▸ **WHAT TO DO**
Determine which lines contain the word "JSON", then copy those lines.

##### MATERIAL FOR THIS EXERCISE #####

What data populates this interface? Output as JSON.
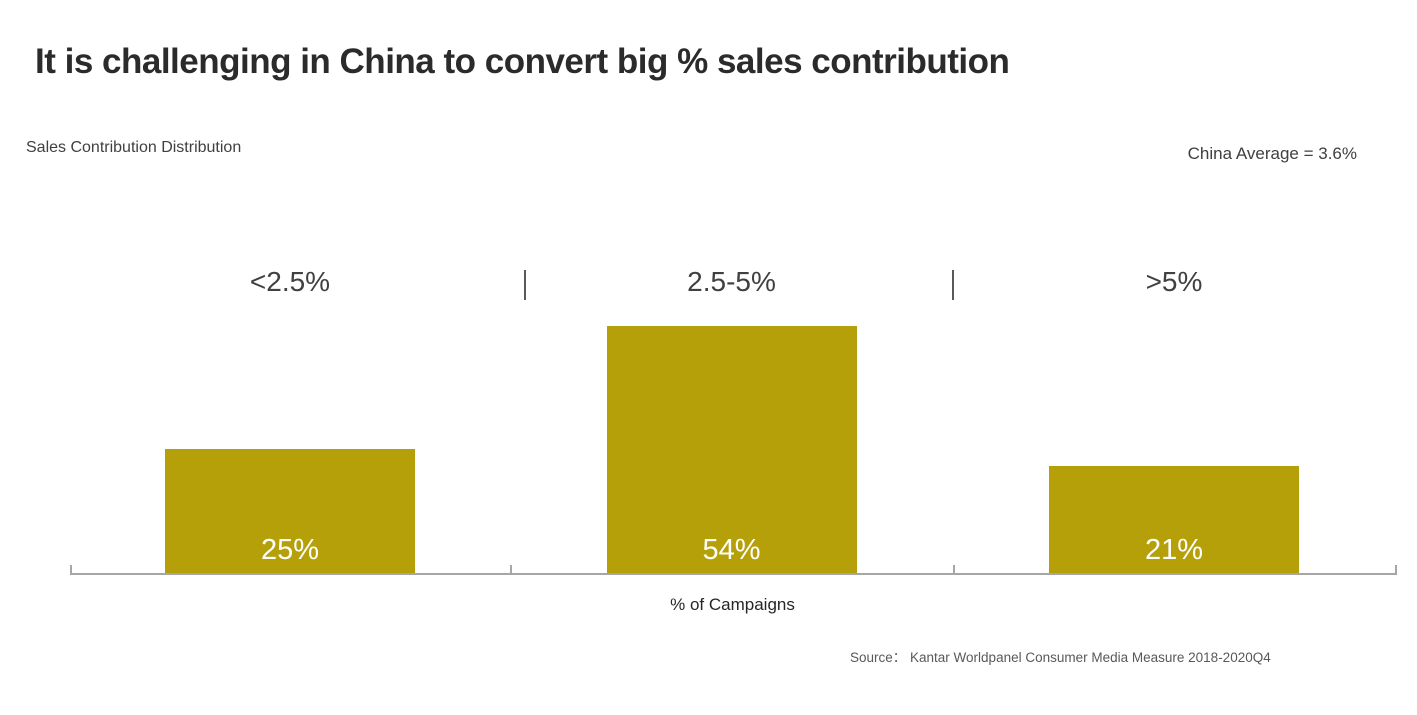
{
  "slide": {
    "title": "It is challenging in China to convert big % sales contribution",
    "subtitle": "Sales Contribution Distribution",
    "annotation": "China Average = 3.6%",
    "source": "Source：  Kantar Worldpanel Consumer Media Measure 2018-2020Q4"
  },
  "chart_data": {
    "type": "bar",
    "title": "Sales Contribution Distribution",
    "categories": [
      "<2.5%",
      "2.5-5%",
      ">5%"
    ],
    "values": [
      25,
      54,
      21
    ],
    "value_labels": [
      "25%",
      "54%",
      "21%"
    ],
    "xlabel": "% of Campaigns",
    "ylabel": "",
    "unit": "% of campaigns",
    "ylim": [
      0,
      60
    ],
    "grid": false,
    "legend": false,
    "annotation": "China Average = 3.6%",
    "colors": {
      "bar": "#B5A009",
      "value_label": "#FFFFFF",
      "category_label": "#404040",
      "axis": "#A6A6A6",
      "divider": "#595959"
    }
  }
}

#####
##### MATERIAL FOR THIS EXERCISE #####

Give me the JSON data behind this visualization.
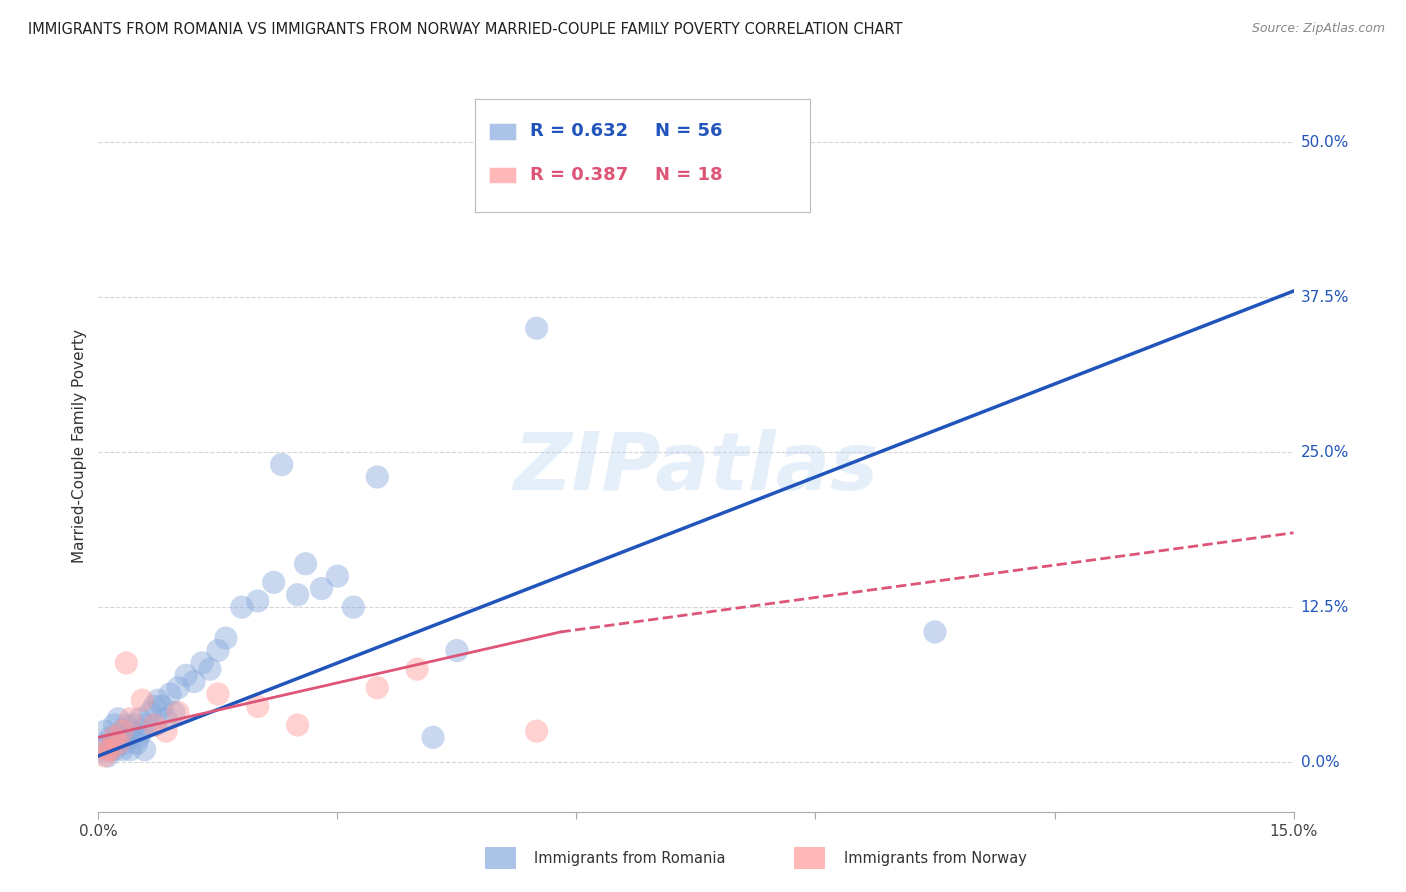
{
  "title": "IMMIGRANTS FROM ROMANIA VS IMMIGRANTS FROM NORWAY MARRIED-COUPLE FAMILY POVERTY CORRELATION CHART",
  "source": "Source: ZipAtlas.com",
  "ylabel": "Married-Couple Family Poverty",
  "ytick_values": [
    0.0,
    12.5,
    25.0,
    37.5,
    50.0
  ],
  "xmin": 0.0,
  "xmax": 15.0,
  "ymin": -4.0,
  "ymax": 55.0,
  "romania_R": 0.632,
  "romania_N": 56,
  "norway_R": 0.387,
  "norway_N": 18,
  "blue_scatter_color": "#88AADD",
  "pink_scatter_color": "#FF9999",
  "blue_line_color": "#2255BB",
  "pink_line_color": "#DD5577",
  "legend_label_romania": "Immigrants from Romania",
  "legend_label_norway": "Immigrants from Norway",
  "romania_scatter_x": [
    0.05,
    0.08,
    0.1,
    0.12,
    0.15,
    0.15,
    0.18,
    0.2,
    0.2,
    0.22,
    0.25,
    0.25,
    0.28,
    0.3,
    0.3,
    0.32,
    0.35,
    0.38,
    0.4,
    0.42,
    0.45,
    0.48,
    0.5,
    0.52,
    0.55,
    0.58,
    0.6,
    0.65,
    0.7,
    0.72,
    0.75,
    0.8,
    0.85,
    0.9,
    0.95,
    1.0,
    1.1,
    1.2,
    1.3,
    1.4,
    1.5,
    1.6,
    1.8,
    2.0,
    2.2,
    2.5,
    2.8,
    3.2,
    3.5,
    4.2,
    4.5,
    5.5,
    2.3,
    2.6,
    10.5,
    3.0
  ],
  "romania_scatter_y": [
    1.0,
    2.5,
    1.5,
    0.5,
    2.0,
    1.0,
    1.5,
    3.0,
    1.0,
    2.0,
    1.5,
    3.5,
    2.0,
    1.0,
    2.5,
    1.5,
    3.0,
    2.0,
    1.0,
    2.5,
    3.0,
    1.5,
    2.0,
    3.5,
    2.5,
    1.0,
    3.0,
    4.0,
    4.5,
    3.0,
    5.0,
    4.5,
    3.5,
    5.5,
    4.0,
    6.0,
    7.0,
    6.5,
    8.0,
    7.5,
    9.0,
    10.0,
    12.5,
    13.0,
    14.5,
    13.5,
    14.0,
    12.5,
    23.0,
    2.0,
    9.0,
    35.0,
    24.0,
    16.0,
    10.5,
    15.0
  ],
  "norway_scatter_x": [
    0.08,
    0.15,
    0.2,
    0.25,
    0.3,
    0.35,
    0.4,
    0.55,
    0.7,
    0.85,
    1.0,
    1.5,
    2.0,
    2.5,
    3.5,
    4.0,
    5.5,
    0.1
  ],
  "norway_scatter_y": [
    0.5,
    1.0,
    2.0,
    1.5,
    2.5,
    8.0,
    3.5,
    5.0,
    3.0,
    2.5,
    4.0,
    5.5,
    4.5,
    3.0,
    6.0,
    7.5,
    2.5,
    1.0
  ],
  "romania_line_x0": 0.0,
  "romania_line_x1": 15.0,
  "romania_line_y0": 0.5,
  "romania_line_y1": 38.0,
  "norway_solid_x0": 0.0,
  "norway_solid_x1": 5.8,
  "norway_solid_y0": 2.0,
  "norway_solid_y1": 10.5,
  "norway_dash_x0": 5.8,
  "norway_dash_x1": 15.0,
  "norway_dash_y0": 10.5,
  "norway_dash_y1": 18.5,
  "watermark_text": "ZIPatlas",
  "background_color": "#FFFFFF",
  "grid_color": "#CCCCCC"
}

#####

▸ **EXPECTED OUTPUT**
What data populates this interface? Output as JSON.
Give me the JSON data behind this visualization.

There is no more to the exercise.